Word for word, give the material below again, minus any images.

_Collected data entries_

<<<<

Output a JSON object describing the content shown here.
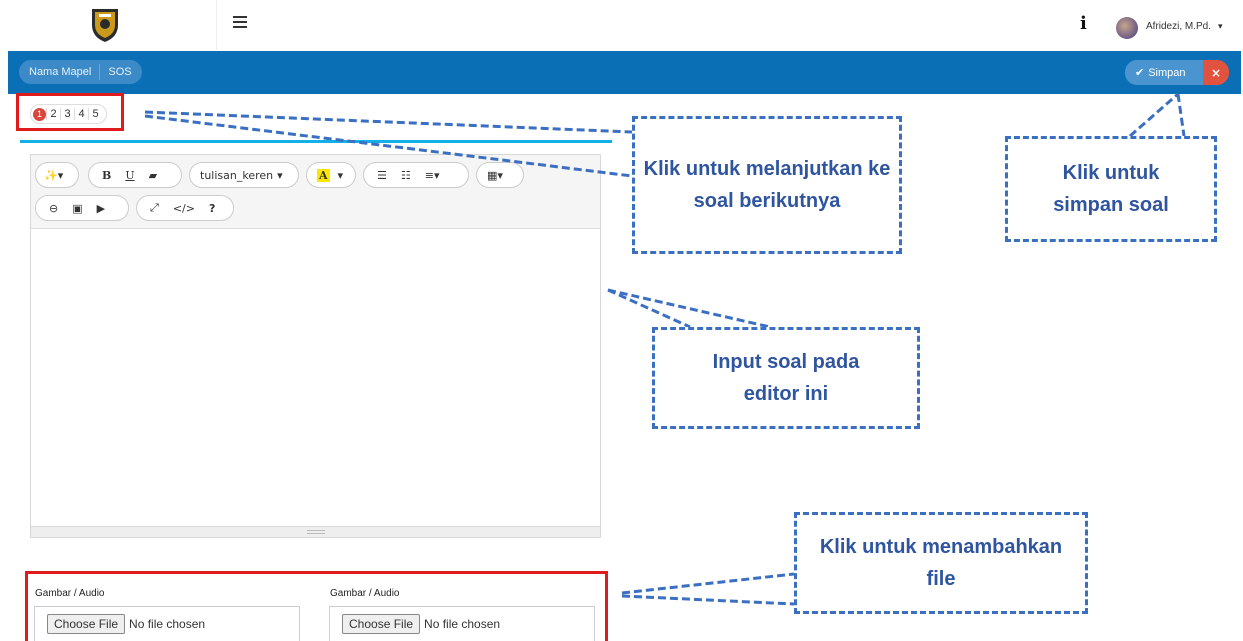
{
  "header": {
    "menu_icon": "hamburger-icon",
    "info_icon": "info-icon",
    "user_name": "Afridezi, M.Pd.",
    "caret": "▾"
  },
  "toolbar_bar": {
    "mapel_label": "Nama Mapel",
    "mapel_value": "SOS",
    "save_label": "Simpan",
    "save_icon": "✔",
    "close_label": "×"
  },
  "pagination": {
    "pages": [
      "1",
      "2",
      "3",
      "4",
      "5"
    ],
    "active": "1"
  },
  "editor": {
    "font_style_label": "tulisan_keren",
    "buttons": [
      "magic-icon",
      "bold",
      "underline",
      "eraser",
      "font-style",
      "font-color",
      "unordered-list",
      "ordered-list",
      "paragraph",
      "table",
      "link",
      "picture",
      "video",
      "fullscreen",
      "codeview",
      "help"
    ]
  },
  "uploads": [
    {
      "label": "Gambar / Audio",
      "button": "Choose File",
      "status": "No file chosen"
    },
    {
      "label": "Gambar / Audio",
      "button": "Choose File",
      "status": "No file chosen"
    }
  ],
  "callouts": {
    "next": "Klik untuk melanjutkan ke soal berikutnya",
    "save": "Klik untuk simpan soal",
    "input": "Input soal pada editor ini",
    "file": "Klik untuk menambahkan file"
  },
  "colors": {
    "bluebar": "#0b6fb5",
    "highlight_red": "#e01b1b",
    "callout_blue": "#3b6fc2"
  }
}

>>>>

_Solution to the problem_
Output a JSON object describing the content shown here.
{
  "header": {
    "menu_icon": "hamburger-icon",
    "info_icon": "info-icon",
    "user_name": "Afridezi, M.Pd.",
    "caret": "▾"
  },
  "toolbar_bar": {
    "mapel_label": "Nama Mapel",
    "mapel_value": "SOS",
    "save_label": "Simpan",
    "save_icon": "✔",
    "close_label": "×"
  },
  "pagination": {
    "pages": [
      "1",
      "2",
      "3",
      "4",
      "5"
    ],
    "active": "1"
  },
  "editor": {
    "font_style_label": "tulisan_keren",
    "buttons": [
      "magic-icon",
      "bold",
      "underline",
      "eraser",
      "font-style",
      "font-color",
      "unordered-list",
      "ordered-list",
      "paragraph",
      "table",
      "link",
      "picture",
      "video",
      "fullscreen",
      "codeview",
      "help"
    ]
  },
  "uploads": [
    {
      "label": "Gambar / Audio",
      "button": "Choose File",
      "status": "No file chosen"
    },
    {
      "label": "Gambar / Audio",
      "button": "Choose File",
      "status": "No file chosen"
    }
  ],
  "callouts": {
    "next": "Klik untuk melanjutkan ke soal berikutnya",
    "save": "Klik untuk simpan soal",
    "input": "Input soal pada editor ini",
    "file": "Klik untuk menambahkan file"
  },
  "colors": {
    "bluebar": "#0b6fb5",
    "highlight_red": "#e01b1b",
    "callout_blue": "#3b6fc2"
  }
}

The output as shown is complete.